:: Stated goal 1 ::
From the post on the physically embodied Turing Test, give again the passage starting with "Need for A Physically" and going on through "my comprehensive exam.".
:: Stated goal 2 ::
In the post on the physically embodied Turing Test, list the components that the author treats as integral to intelligence.
:: Stated goal 3 ::
According to the post on the physically embodied Turing Test, which single aspect of intelligence does the original Turing Test mainly focus on?

:: Provided passage ::
■ ■ ■

• Aishwarya Pothula

Need for A Physically Embodied Turing Test

Updated: Jan 27

The blog is part of a series of five posts in which I summarize academic papers and answer a few questions pertinent to them. These papers and related questions were given to my by my PhD committee as part of my comprehensive exam.

The paper I will be writing about in this post can be access using the following link.

Why We Need a Physically Embodied Turing Test and What It Might Look Like



In this article, the author argues that the Turing Test, originally designed to be a sufficient test for intelligence, proves to be a weak test with its main focus on only one aspect of intelligence : language and its use. The author argues action, perception and commonsense reasoning along with language to be integral components of intelligence and that a test for intelligence must be sufficient to test for this comprehensive view of intelligence. Initial suggestions for a such a test are proposed.


The original Turing Test focussed mainly on language and its use as a measure of intelligence. The author points out that the setup of the test itself, where the human tester can communicate with the human participant and the computer system without seeing them , indicates no assumption of the role of physical embodiment in intelligence.

Intelligence as a paradigm is widely accepted to constitute of the use of language, perception, action and commonsense reasoning. The author argues that the Turing Test is not comprehensive enough to test for this view of intelligence for the following reasons.

  1. " Disembodied thought alone", which the Turing Test is built to evaluate, "cannot get one very far in the world", states the author. It is generally accepted that an agent needs to be able to perceive and act in its environment, for which embodiment is a necessity, to be considered intelligence.

■ ■ ■

:: Information provided ::

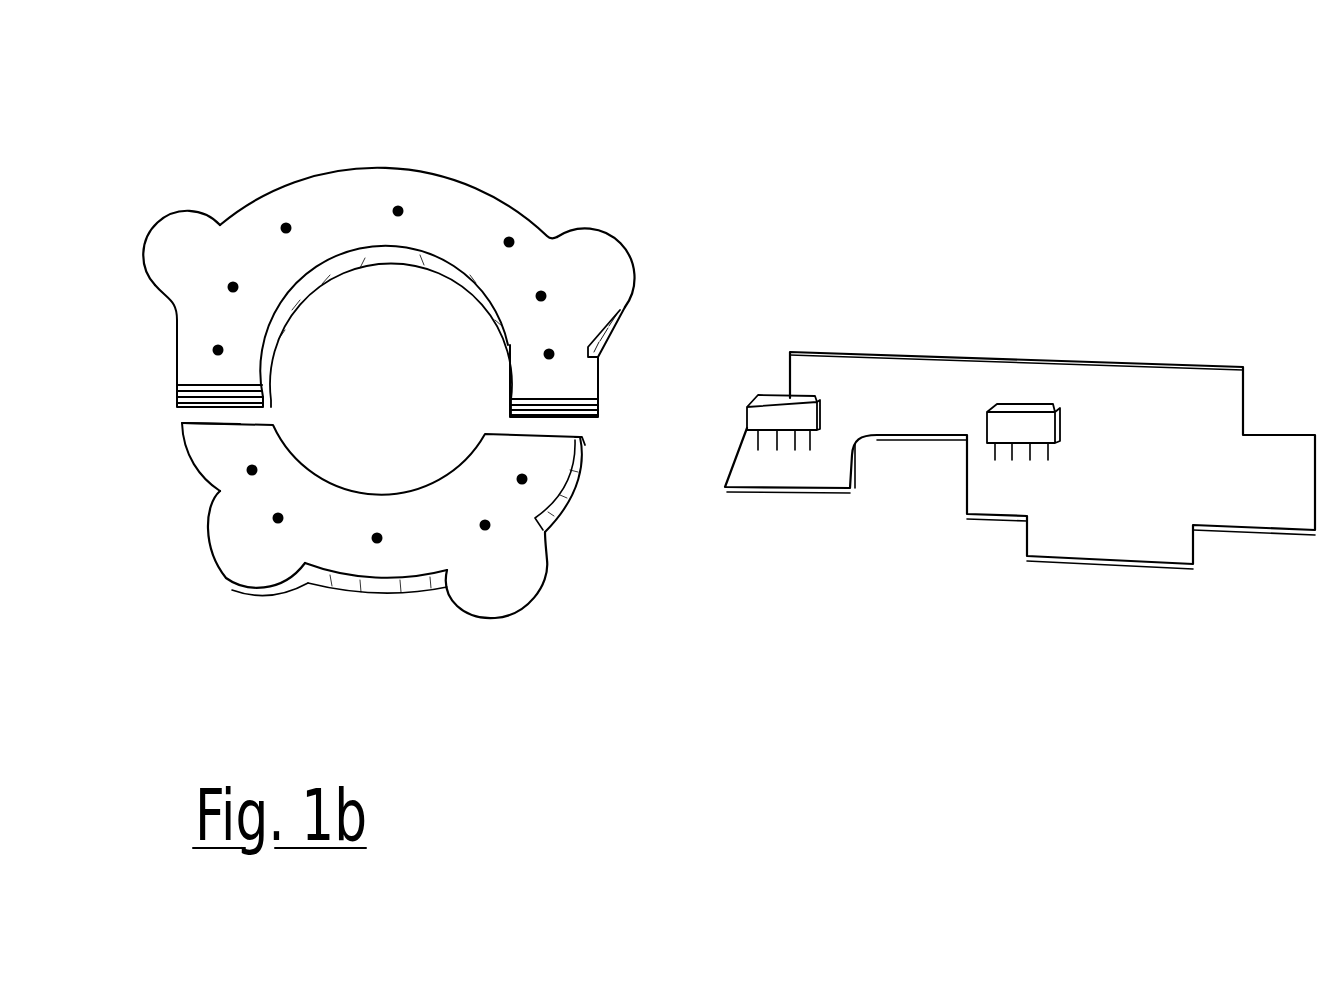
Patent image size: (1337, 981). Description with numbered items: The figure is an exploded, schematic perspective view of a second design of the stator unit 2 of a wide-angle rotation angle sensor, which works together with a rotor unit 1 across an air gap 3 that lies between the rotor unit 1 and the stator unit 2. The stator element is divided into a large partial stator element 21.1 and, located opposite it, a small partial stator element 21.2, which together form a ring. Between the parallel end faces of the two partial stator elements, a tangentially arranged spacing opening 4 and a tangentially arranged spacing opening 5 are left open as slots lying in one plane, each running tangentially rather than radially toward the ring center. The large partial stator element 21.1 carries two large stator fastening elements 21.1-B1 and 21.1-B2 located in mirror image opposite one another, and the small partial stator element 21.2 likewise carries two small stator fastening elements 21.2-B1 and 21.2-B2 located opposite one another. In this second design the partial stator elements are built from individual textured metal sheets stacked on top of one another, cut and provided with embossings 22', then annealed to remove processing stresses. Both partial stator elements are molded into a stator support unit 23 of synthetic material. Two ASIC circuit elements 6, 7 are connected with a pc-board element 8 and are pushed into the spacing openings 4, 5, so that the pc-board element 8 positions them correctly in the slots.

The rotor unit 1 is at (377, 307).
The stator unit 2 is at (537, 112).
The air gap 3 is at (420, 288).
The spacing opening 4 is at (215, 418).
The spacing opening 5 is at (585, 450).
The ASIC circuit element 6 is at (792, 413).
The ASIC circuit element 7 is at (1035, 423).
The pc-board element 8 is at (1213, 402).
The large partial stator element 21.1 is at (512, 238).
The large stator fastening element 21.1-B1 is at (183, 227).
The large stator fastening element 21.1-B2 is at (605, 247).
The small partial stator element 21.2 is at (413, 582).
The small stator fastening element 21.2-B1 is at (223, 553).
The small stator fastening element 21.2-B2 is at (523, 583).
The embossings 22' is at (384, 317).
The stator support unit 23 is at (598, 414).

■ ■ ■

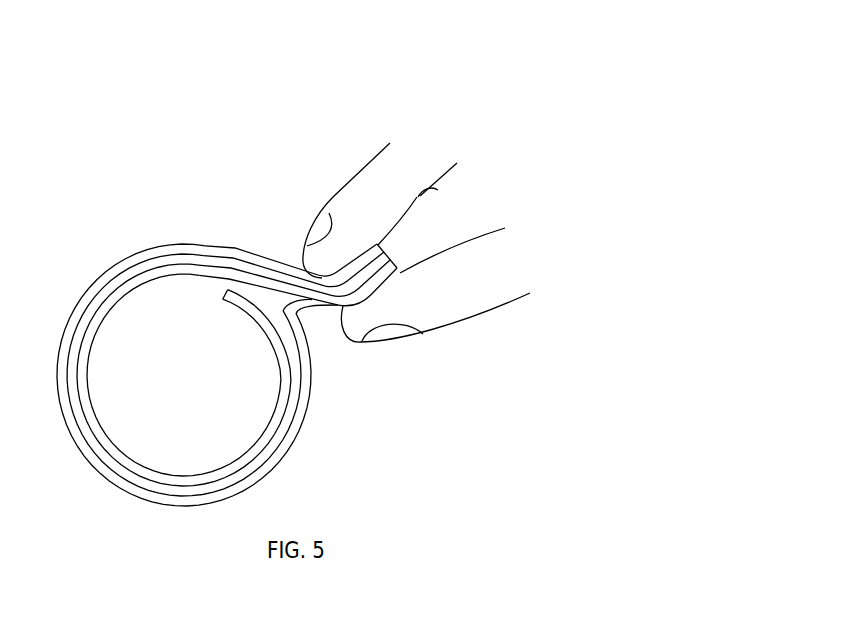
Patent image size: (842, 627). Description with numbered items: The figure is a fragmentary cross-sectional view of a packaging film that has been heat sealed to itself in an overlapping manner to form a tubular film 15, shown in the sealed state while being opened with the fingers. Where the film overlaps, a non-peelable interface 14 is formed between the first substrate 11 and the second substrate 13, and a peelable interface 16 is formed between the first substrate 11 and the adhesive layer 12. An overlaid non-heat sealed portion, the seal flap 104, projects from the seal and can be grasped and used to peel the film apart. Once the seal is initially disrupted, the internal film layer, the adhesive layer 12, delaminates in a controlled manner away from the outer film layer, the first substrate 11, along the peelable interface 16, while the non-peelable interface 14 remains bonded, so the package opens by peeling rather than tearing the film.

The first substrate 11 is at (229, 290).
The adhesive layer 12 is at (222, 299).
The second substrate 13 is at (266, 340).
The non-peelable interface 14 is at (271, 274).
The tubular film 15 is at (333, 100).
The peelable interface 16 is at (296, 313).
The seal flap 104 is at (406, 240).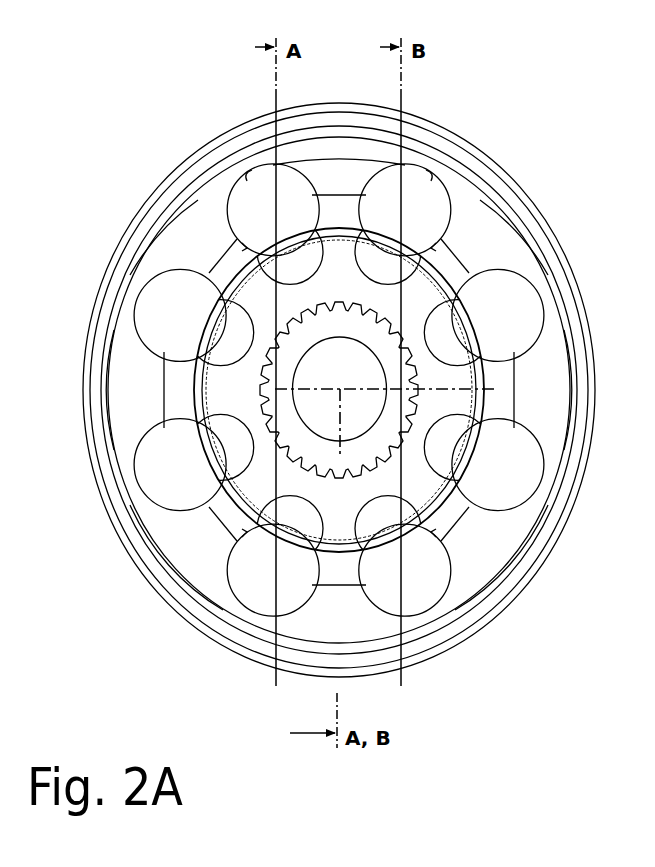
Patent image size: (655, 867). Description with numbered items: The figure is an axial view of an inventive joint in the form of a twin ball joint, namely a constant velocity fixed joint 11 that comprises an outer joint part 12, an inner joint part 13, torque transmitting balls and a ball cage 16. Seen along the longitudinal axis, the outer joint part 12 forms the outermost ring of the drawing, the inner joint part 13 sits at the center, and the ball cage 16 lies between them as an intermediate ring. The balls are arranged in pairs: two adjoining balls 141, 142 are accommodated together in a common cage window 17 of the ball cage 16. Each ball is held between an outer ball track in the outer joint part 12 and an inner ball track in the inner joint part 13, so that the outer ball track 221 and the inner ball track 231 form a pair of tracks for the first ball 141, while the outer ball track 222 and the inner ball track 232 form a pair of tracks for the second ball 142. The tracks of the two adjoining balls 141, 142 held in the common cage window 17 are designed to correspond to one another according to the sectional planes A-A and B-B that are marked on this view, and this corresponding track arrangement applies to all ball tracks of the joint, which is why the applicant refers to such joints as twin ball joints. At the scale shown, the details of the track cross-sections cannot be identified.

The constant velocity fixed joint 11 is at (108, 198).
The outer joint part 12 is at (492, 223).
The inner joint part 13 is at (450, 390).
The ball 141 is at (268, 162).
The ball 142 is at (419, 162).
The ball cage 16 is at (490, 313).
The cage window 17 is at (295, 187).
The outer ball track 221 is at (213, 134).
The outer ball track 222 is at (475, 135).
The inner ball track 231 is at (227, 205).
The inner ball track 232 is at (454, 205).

■ ■ ■

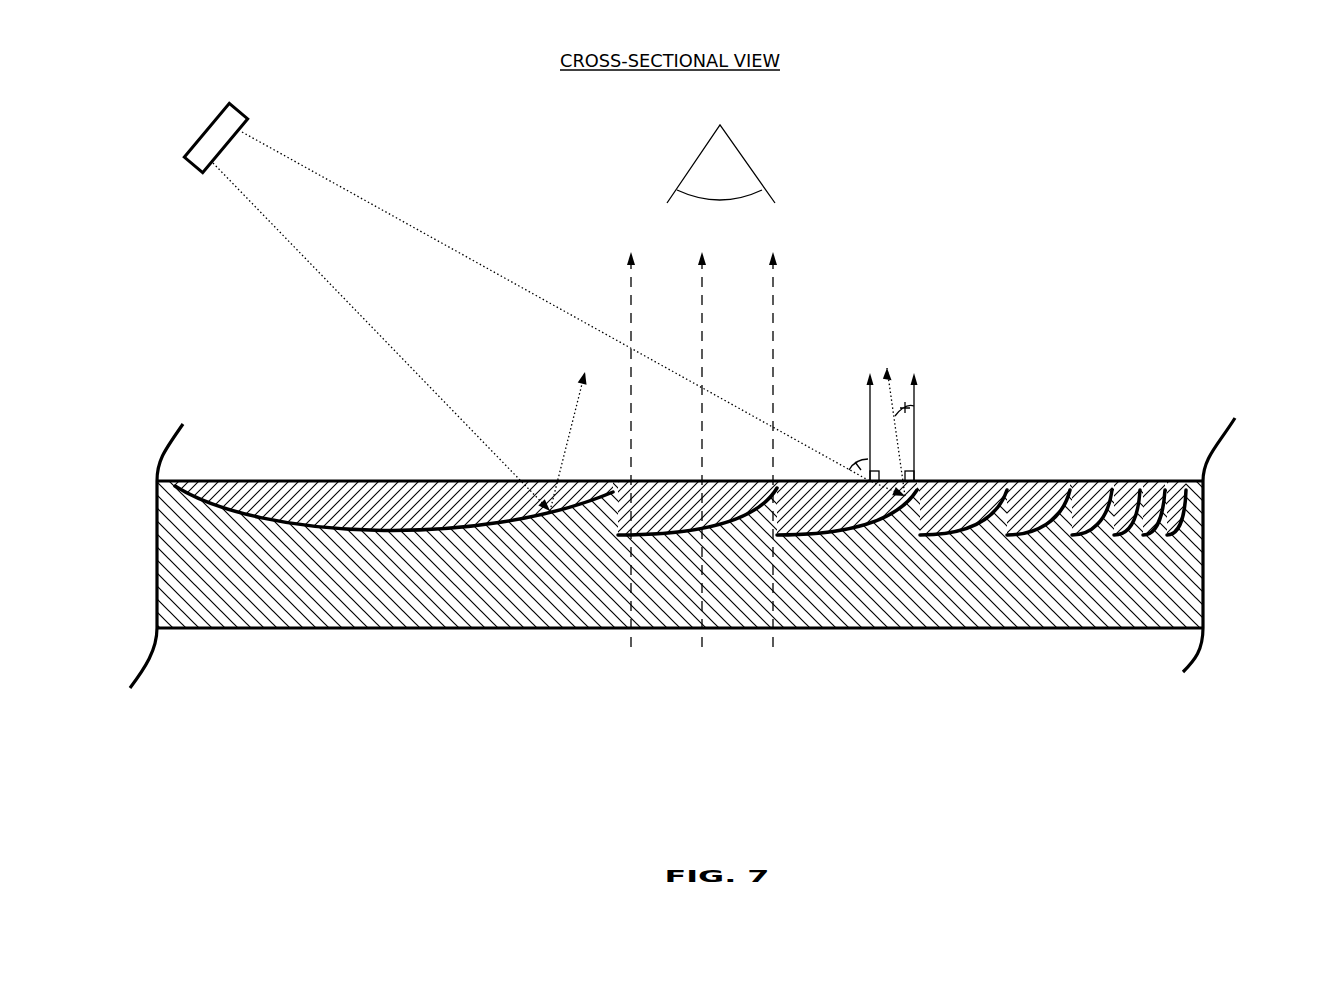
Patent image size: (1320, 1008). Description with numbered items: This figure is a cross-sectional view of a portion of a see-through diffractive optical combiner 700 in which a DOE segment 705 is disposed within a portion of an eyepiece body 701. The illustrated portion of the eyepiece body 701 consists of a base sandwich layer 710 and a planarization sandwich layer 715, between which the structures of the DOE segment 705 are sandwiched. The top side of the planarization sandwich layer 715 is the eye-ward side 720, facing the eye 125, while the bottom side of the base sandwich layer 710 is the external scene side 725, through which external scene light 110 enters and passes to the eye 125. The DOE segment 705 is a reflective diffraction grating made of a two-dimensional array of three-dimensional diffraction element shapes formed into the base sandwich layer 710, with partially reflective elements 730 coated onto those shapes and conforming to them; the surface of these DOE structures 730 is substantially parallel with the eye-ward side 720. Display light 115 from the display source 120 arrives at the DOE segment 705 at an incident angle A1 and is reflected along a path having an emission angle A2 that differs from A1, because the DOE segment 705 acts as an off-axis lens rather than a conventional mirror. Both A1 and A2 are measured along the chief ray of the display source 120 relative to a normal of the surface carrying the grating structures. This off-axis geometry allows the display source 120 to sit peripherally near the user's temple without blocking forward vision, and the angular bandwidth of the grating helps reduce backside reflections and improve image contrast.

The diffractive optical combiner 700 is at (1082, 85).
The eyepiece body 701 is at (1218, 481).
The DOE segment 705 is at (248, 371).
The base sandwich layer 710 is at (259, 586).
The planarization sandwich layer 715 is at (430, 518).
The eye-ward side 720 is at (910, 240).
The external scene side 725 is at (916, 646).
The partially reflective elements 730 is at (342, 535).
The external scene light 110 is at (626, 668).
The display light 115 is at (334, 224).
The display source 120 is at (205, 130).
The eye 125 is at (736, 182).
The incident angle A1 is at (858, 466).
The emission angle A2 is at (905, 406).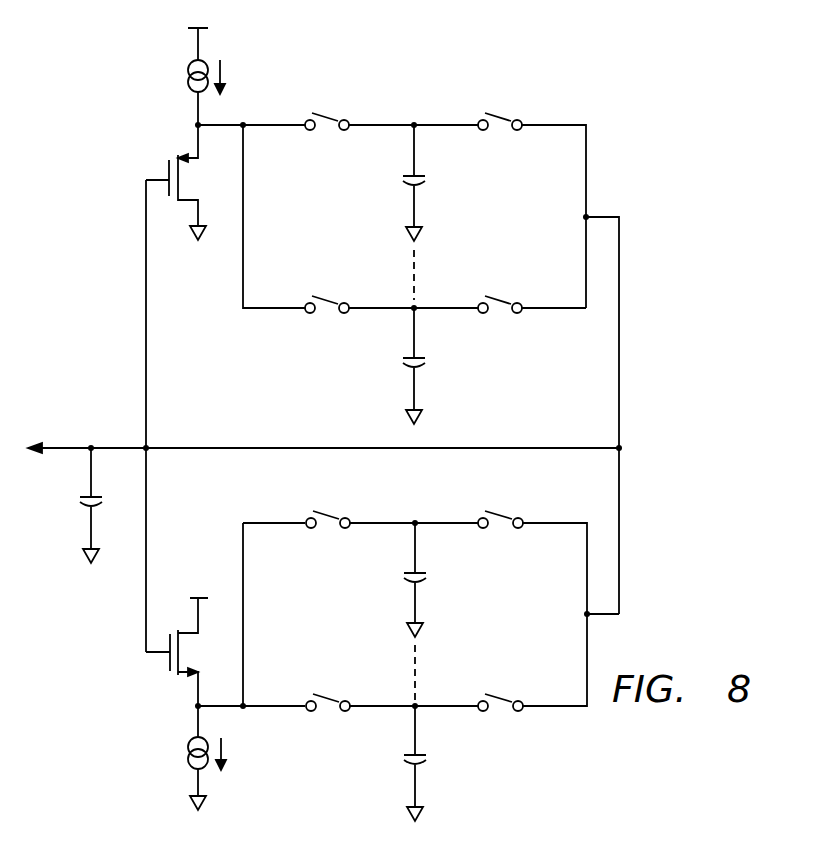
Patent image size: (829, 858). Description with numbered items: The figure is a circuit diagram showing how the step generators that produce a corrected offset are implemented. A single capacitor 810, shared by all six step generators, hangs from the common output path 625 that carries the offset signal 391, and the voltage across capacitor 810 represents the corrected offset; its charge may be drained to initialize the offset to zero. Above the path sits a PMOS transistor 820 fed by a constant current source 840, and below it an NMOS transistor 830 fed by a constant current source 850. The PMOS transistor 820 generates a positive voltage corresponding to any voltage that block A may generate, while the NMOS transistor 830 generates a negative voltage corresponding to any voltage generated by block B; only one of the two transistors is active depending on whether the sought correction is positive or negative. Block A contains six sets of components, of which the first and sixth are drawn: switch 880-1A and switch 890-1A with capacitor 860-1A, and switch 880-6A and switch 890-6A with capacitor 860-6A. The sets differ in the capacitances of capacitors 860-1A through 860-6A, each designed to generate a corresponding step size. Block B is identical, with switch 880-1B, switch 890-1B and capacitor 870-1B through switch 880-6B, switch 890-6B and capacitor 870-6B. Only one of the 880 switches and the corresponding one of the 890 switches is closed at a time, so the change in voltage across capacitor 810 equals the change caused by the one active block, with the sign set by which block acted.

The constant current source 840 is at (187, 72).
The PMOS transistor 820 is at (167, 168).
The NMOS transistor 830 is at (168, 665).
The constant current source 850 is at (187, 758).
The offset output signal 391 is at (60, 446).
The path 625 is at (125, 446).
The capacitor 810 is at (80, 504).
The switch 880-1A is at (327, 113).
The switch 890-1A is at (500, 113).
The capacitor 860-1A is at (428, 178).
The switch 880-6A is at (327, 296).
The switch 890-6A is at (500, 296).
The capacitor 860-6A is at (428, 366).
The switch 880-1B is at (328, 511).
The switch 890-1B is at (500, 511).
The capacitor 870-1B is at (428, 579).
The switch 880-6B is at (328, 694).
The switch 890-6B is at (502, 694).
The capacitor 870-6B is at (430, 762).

■ ■ ■

:: Task solution 1 ::
Need for A Physically Embodied Turing Test

Updated: Jan 27

The blog is part of a series of five posts in which I summarize academic papers and answer a few questions pertinent to them. These papers and related questions were given to my by my PhD committee as part of my comprehensive exam.

:: Task solution 2 ::
Language (and its use), perception, action, and commonsense reasoning.

:: Task solution 3 ::
Language and its use.